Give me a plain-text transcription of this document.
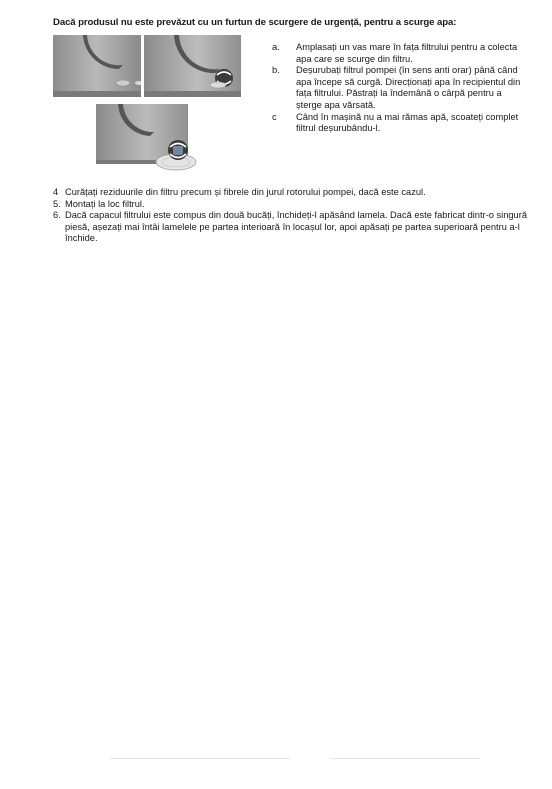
Dacă produsul nu este prevăzut cu un furtun de scurgere de urgență, pentru a scurge apa:
a.	Amplasați un vas mare în fața filtrului pentru a colecta apa care se scurge din filtru.
b.	Deșurubați filtrul pompei (în sens anti orar) până când apa începe să curgă. Direcționați apa în recipientul din fața filtrului. Păstrați la îndemână o cârpă pentru a șterge apa vărsată.
c	Când în mașină nu a mai rămas apă, scoateți complet filtrul deșurubându-l.
4 Curățați reziduurile din filtru precum și fibrele din jurul rotorului pompei, dacă este cazul.
5. Montați la loc filtrul.
6. Dacă capacul filtrului este compus din două bucăți, închideți-l apăsând lamela. Dacă este fabricat dintr-o singură piesă, așezați mai întâi lamelele pe partea interioară în locașul lor, apoi apăsați pe partea superioară pentru a-l închide.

- STATED EXERCISE -
Above are records with pictures; repeat the records exactly and leave the pictures out.

- TASK ANSWER -
Give me a plain-text transcription of this document.
Dacă produsul nu este prevăzut cu un furtun de scurgere de urgență, pentru a scurge apa:
a.	Amplasați un vas mare în fața filtrului pentru a colecta apa care se scurge din filtru.
b.	Deșurubați filtrul pompei (în sens anti orar) până când apa începe să curgă. Direcționați apa în recipientul din fața filtrului. Păstrați la îndemână o cârpă pentru a șterge apa vărsată.
c	Când în mașină nu a mai rămas apă, scoateți complet filtrul deșurubându-l.
4 Curățați reziduurile din filtru precum și fibrele din jurul rotorului pompei, dacă este cazul.
5. Montați la loc filtrul.
6. Dacă capacul filtrului este compus din două bucăți, închideți-l apăsând lamela. Dacă este fabricat dintr-o singură piesă, așezați mai întâi lamelele pe partea interioară în locașul lor, apoi apăsați pe partea superioară pentru a-l închide.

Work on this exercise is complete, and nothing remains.